Task directions: Write out the material exactly, leaving every picture behind.

Stored entries:
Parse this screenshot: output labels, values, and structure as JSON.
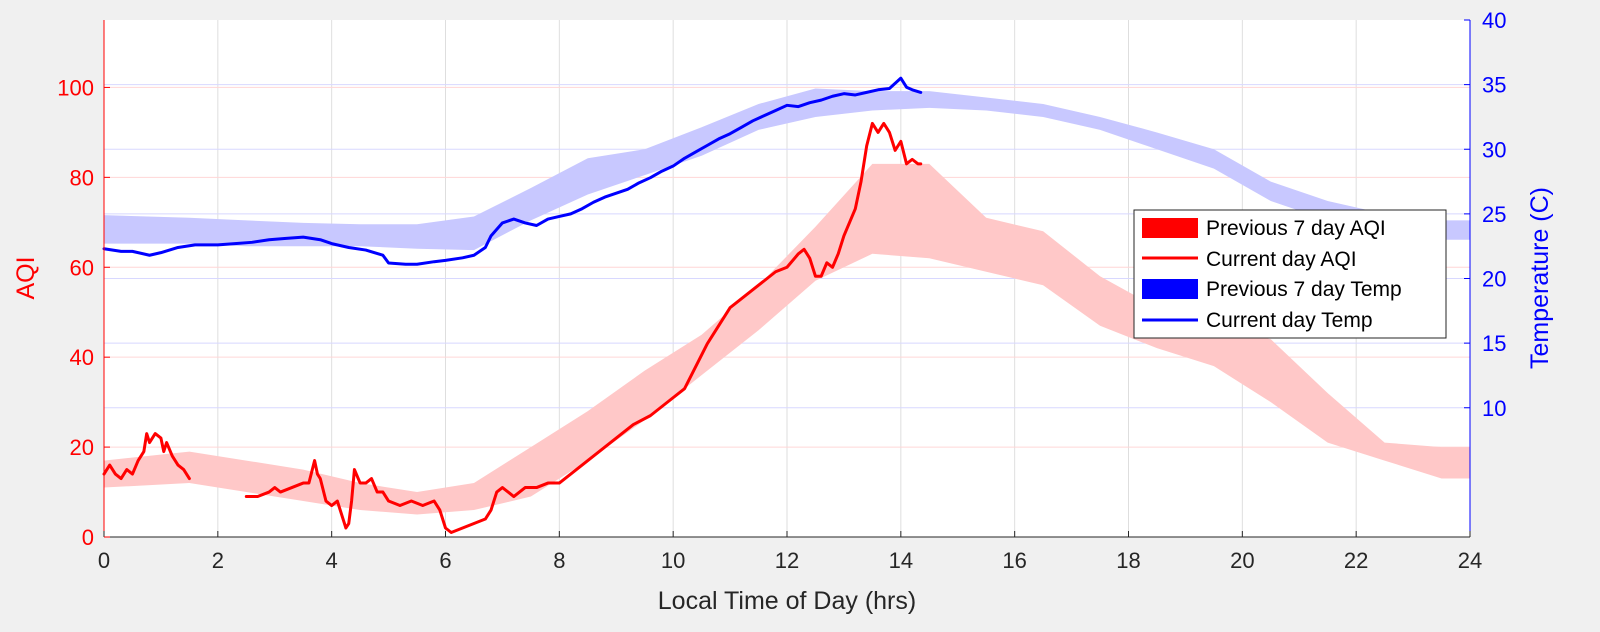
{
  "chart_data": {
    "type": "line",
    "title": "",
    "xlabel": "Local Time of Day (hrs)",
    "ylabel_left": "AQI",
    "ylabel_right": "Temperature (C)",
    "xlim": [
      0,
      24
    ],
    "ylim_left": [
      0,
      115
    ],
    "ylim_right": [
      0,
      40
    ],
    "xticks": [
      0,
      2,
      4,
      6,
      8,
      10,
      12,
      14,
      16,
      18,
      20,
      22,
      24
    ],
    "yticks_left": [
      0,
      20,
      40,
      60,
      80,
      100
    ],
    "yticks_right": [
      10,
      15,
      20,
      25,
      30,
      35,
      40
    ],
    "grid": true,
    "legend_position": "right",
    "colors": {
      "aqi": "#ff0000",
      "aqi_band": "#ffc8c8",
      "temp": "#0000ff",
      "temp_band": "#c8c8ff"
    },
    "series": [
      {
        "name": "Previous 7 day AQI",
        "kind": "band",
        "axis": "left",
        "x": [
          0,
          1.5,
          2.5,
          3.5,
          4.5,
          5.5,
          6.5,
          7.5,
          8.5,
          9.5,
          10.5,
          11.5,
          12.5,
          13.5,
          14.5,
          15.5,
          16.5,
          17.5,
          18.5,
          19.5,
          20.5,
          21.5,
          22.5,
          23.5,
          24
        ],
        "lower": [
          11,
          12,
          10,
          8,
          6,
          5,
          6,
          9,
          17,
          26,
          36,
          46,
          57,
          63,
          62,
          59,
          56,
          47,
          42,
          38,
          30,
          21,
          17,
          13,
          13
        ],
        "upper": [
          17,
          19,
          17,
          15,
          12,
          10,
          12,
          20,
          28,
          37,
          45,
          56,
          69,
          83,
          83,
          71,
          68,
          58,
          51,
          47,
          44,
          32,
          21,
          20,
          20
        ]
      },
      {
        "name": "Current day AQI",
        "kind": "line",
        "axis": "left",
        "segments": [
          {
            "x": [
              0,
              0.1,
              0.2,
              0.3,
              0.4,
              0.5,
              0.6,
              0.7,
              0.75,
              0.8,
              0.9,
              1.0,
              1.05,
              1.1,
              1.2,
              1.3,
              1.4,
              1.5
            ],
            "y": [
              14,
              16,
              14,
              13,
              15,
              14,
              17,
              19,
              23,
              21,
              23,
              22,
              19,
              21,
              18,
              16,
              15,
              13
            ]
          },
          {
            "x": [
              2.5,
              2.7,
              2.9,
              3.0,
              3.1,
              3.3,
              3.5,
              3.6,
              3.7,
              3.75,
              3.8,
              3.9,
              4.0,
              4.1,
              4.2,
              4.25,
              4.3,
              4.35,
              4.4,
              4.5,
              4.6,
              4.7,
              4.8,
              4.9,
              5.0,
              5.2,
              5.4,
              5.6,
              5.8,
              5.9,
              6.0,
              6.1,
              6.3,
              6.5,
              6.7,
              6.8,
              6.9,
              7.0,
              7.2,
              7.4,
              7.6,
              7.8,
              8.0,
              8.3,
              8.6,
              9.0,
              9.3,
              9.6,
              9.9,
              10.2,
              10.4,
              10.6,
              10.8,
              11.0,
              11.2,
              11.4,
              11.6,
              11.8,
              12.0,
              12.2,
              12.3,
              12.4,
              12.5,
              12.6,
              12.7,
              12.8,
              12.9,
              13.0,
              13.1,
              13.2,
              13.3,
              13.4,
              13.5,
              13.6,
              13.7,
              13.8,
              13.9,
              14.0,
              14.1,
              14.2,
              14.3,
              14.35
            ],
            "y": [
              9,
              9,
              10,
              11,
              10,
              11,
              12,
              12,
              17,
              14,
              13,
              8,
              7,
              8,
              4,
              2,
              3,
              8,
              15,
              12,
              12,
              13,
              10,
              10,
              8,
              7,
              8,
              7,
              8,
              6,
              2,
              1,
              2,
              3,
              4,
              6,
              10,
              11,
              9,
              11,
              11,
              12,
              12,
              15,
              18,
              22,
              25,
              27,
              30,
              33,
              38,
              43,
              47,
              51,
              53,
              55,
              57,
              59,
              60,
              63,
              64,
              62,
              58,
              58,
              61,
              60,
              63,
              67,
              70,
              73,
              79,
              87,
              92,
              90,
              92,
              90,
              86,
              88,
              83,
              84,
              83,
              83
            ]
          }
        ]
      },
      {
        "name": "Previous 7 day Temp",
        "kind": "band",
        "axis": "right",
        "x": [
          0,
          1.5,
          2.5,
          3.5,
          4.5,
          5.5,
          6.5,
          7.5,
          8.5,
          9.5,
          10.5,
          11.5,
          12.5,
          13.5,
          14.5,
          15.5,
          16.5,
          17.5,
          18.5,
          19.5,
          20.5,
          21.5,
          22.5,
          23.5,
          24
        ],
        "lower": [
          22.7,
          22.7,
          22.5,
          22.5,
          22.5,
          22.3,
          22.2,
          24.5,
          26.5,
          28.0,
          29.5,
          31.5,
          32.5,
          33.0,
          33.2,
          33.0,
          32.5,
          31.5,
          30.0,
          28.5,
          26.0,
          24.5,
          23.5,
          23.0,
          23.0
        ],
        "upper": [
          24.9,
          24.7,
          24.5,
          24.3,
          24.2,
          24.2,
          24.8,
          27.0,
          29.3,
          30.0,
          31.7,
          33.5,
          34.7,
          34.5,
          34.5,
          34.0,
          33.5,
          32.5,
          31.3,
          30.0,
          27.5,
          26.0,
          25.0,
          24.5,
          24.5
        ]
      },
      {
        "name": "Current day Temp",
        "kind": "line",
        "axis": "right",
        "x": [
          0,
          0.3,
          0.5,
          0.8,
          1.0,
          1.3,
          1.6,
          2.0,
          2.3,
          2.6,
          2.9,
          3.2,
          3.5,
          3.8,
          4.0,
          4.3,
          4.6,
          4.9,
          5.0,
          5.3,
          5.5,
          5.8,
          6.0,
          6.3,
          6.5,
          6.7,
          6.8,
          7.0,
          7.2,
          7.4,
          7.6,
          7.8,
          8.0,
          8.2,
          8.4,
          8.6,
          8.8,
          9.0,
          9.2,
          9.4,
          9.6,
          9.8,
          10.0,
          10.2,
          10.4,
          10.6,
          10.8,
          11.0,
          11.2,
          11.4,
          11.6,
          11.8,
          12.0,
          12.2,
          12.4,
          12.6,
          12.8,
          13.0,
          13.2,
          13.4,
          13.6,
          13.8,
          14.0,
          14.1,
          14.2,
          14.35
        ],
        "y": [
          22.3,
          22.1,
          22.1,
          21.8,
          22.0,
          22.4,
          22.6,
          22.6,
          22.7,
          22.8,
          23.0,
          23.1,
          23.2,
          23.0,
          22.7,
          22.4,
          22.2,
          21.8,
          21.2,
          21.1,
          21.1,
          21.3,
          21.4,
          21.6,
          21.8,
          22.4,
          23.3,
          24.3,
          24.6,
          24.3,
          24.1,
          24.6,
          24.8,
          25.0,
          25.4,
          25.9,
          26.3,
          26.6,
          26.9,
          27.4,
          27.8,
          28.3,
          28.7,
          29.3,
          29.8,
          30.3,
          30.8,
          31.2,
          31.7,
          32.2,
          32.6,
          33.0,
          33.4,
          33.3,
          33.6,
          33.8,
          34.1,
          34.3,
          34.2,
          34.4,
          34.6,
          34.7,
          35.5,
          34.8,
          34.6,
          34.4
        ]
      }
    ],
    "legend": [
      {
        "label": "Previous 7 day AQI",
        "swatch": "band",
        "color": "#ff0000"
      },
      {
        "label": "Current day AQI",
        "swatch": "line",
        "color": "#ff0000"
      },
      {
        "label": "Previous 7 day Temp",
        "swatch": "band",
        "color": "#0000ff"
      },
      {
        "label": "Current day Temp",
        "swatch": "line",
        "color": "#0000ff"
      }
    ]
  }
}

Written answer:
Parse this screenshot: output labels, values, and structure as JSON.
{
  "chart_data": {
    "type": "line",
    "title": "",
    "xlabel": "Local Time of Day (hrs)",
    "ylabel_left": "AQI",
    "ylabel_right": "Temperature (C)",
    "xlim": [
      0,
      24
    ],
    "ylim_left": [
      0,
      115
    ],
    "ylim_right": [
      0,
      40
    ],
    "xticks": [
      0,
      2,
      4,
      6,
      8,
      10,
      12,
      14,
      16,
      18,
      20,
      22,
      24
    ],
    "yticks_left": [
      0,
      20,
      40,
      60,
      80,
      100
    ],
    "yticks_right": [
      10,
      15,
      20,
      25,
      30,
      35,
      40
    ],
    "grid": true,
    "legend_position": "right",
    "colors": {
      "aqi": "#ff0000",
      "aqi_band": "#ffc8c8",
      "temp": "#0000ff",
      "temp_band": "#c8c8ff"
    },
    "series": [
      {
        "name": "Previous 7 day AQI",
        "kind": "band",
        "axis": "left",
        "x": [
          0,
          1.5,
          2.5,
          3.5,
          4.5,
          5.5,
          6.5,
          7.5,
          8.5,
          9.5,
          10.5,
          11.5,
          12.5,
          13.5,
          14.5,
          15.5,
          16.5,
          17.5,
          18.5,
          19.5,
          20.5,
          21.5,
          22.5,
          23.5,
          24
        ],
        "lower": [
          11,
          12,
          10,
          8,
          6,
          5,
          6,
          9,
          17,
          26,
          36,
          46,
          57,
          63,
          62,
          59,
          56,
          47,
          42,
          38,
          30,
          21,
          17,
          13,
          13
        ],
        "upper": [
          17,
          19,
          17,
          15,
          12,
          10,
          12,
          20,
          28,
          37,
          45,
          56,
          69,
          83,
          83,
          71,
          68,
          58,
          51,
          47,
          44,
          32,
          21,
          20,
          20
        ]
      },
      {
        "name": "Current day AQI",
        "kind": "line",
        "axis": "left",
        "segments": [
          {
            "x": [
              0,
              0.1,
              0.2,
              0.3,
              0.4,
              0.5,
              0.6,
              0.7,
              0.75,
              0.8,
              0.9,
              1.0,
              1.05,
              1.1,
              1.2,
              1.3,
              1.4,
              1.5
            ],
            "y": [
              14,
              16,
              14,
              13,
              15,
              14,
              17,
              19,
              23,
              21,
              23,
              22,
              19,
              21,
              18,
              16,
              15,
              13
            ]
          },
          {
            "x": [
              2.5,
              2.7,
              2.9,
              3.0,
              3.1,
              3.3,
              3.5,
              3.6,
              3.7,
              3.75,
              3.8,
              3.9,
              4.0,
              4.1,
              4.2,
              4.25,
              4.3,
              4.35,
              4.4,
              4.5,
              4.6,
              4.7,
              4.8,
              4.9,
              5.0,
              5.2,
              5.4,
              5.6,
              5.8,
              5.9,
              6.0,
              6.1,
              6.3,
              6.5,
              6.7,
              6.8,
              6.9,
              7.0,
              7.2,
              7.4,
              7.6,
              7.8,
              8.0,
              8.3,
              8.6,
              9.0,
              9.3,
              9.6,
              9.9,
              10.2,
              10.4,
              10.6,
              10.8,
              11.0,
              11.2,
              11.4,
              11.6,
              11.8,
              12.0,
              12.2,
              12.3,
              12.4,
              12.5,
              12.6,
              12.7,
              12.8,
              12.9,
              13.0,
              13.1,
              13.2,
              13.3,
              13.4,
              13.5,
              13.6,
              13.7,
              13.8,
              13.9,
              14.0,
              14.1,
              14.2,
              14.3,
              14.35
            ],
            "y": [
              9,
              9,
              10,
              11,
              10,
              11,
              12,
              12,
              17,
              14,
              13,
              8,
              7,
              8,
              4,
              2,
              3,
              8,
              15,
              12,
              12,
              13,
              10,
              10,
              8,
              7,
              8,
              7,
              8,
              6,
              2,
              1,
              2,
              3,
              4,
              6,
              10,
              11,
              9,
              11,
              11,
              12,
              12,
              15,
              18,
              22,
              25,
              27,
              30,
              33,
              38,
              43,
              47,
              51,
              53,
              55,
              57,
              59,
              60,
              63,
              64,
              62,
              58,
              58,
              61,
              60,
              63,
              67,
              70,
              73,
              79,
              87,
              92,
              90,
              92,
              90,
              86,
              88,
              83,
              84,
              83,
              83
            ]
          }
        ]
      },
      {
        "name": "Previous 7 day Temp",
        "kind": "band",
        "axis": "right",
        "x": [
          0,
          1.5,
          2.5,
          3.5,
          4.5,
          5.5,
          6.5,
          7.5,
          8.5,
          9.5,
          10.5,
          11.5,
          12.5,
          13.5,
          14.5,
          15.5,
          16.5,
          17.5,
          18.5,
          19.5,
          20.5,
          21.5,
          22.5,
          23.5,
          24
        ],
        "lower": [
          22.7,
          22.7,
          22.5,
          22.5,
          22.5,
          22.3,
          22.2,
          24.5,
          26.5,
          28.0,
          29.5,
          31.5,
          32.5,
          33.0,
          33.2,
          33.0,
          32.5,
          31.5,
          30.0,
          28.5,
          26.0,
          24.5,
          23.5,
          23.0,
          23.0
        ],
        "upper": [
          24.9,
          24.7,
          24.5,
          24.3,
          24.2,
          24.2,
          24.8,
          27.0,
          29.3,
          30.0,
          31.7,
          33.5,
          34.7,
          34.5,
          34.5,
          34.0,
          33.5,
          32.5,
          31.3,
          30.0,
          27.5,
          26.0,
          25.0,
          24.5,
          24.5
        ]
      },
      {
        "name": "Current day Temp",
        "kind": "line",
        "axis": "right",
        "x": [
          0,
          0.3,
          0.5,
          0.8,
          1.0,
          1.3,
          1.6,
          2.0,
          2.3,
          2.6,
          2.9,
          3.2,
          3.5,
          3.8,
          4.0,
          4.3,
          4.6,
          4.9,
          5.0,
          5.3,
          5.5,
          5.8,
          6.0,
          6.3,
          6.5,
          6.7,
          6.8,
          7.0,
          7.2,
          7.4,
          7.6,
          7.8,
          8.0,
          8.2,
          8.4,
          8.6,
          8.8,
          9.0,
          9.2,
          9.4,
          9.6,
          9.8,
          10.0,
          10.2,
          10.4,
          10.6,
          10.8,
          11.0,
          11.2,
          11.4,
          11.6,
          11.8,
          12.0,
          12.2,
          12.4,
          12.6,
          12.8,
          13.0,
          13.2,
          13.4,
          13.6,
          13.8,
          14.0,
          14.1,
          14.2,
          14.35
        ],
        "y": [
          22.3,
          22.1,
          22.1,
          21.8,
          22.0,
          22.4,
          22.6,
          22.6,
          22.7,
          22.8,
          23.0,
          23.1,
          23.2,
          23.0,
          22.7,
          22.4,
          22.2,
          21.8,
          21.2,
          21.1,
          21.1,
          21.3,
          21.4,
          21.6,
          21.8,
          22.4,
          23.3,
          24.3,
          24.6,
          24.3,
          24.1,
          24.6,
          24.8,
          25.0,
          25.4,
          25.9,
          26.3,
          26.6,
          26.9,
          27.4,
          27.8,
          28.3,
          28.7,
          29.3,
          29.8,
          30.3,
          30.8,
          31.2,
          31.7,
          32.2,
          32.6,
          33.0,
          33.4,
          33.3,
          33.6,
          33.8,
          34.1,
          34.3,
          34.2,
          34.4,
          34.6,
          34.7,
          35.5,
          34.8,
          34.6,
          34.4
        ]
      }
    ],
    "legend": [
      {
        "label": "Previous 7 day AQI",
        "swatch": "band",
        "color": "#ff0000"
      },
      {
        "label": "Current day AQI",
        "swatch": "line",
        "color": "#ff0000"
      },
      {
        "label": "Previous 7 day Temp",
        "swatch": "band",
        "color": "#0000ff"
      },
      {
        "label": "Current day Temp",
        "swatch": "line",
        "color": "#0000ff"
      }
    ]
  }
}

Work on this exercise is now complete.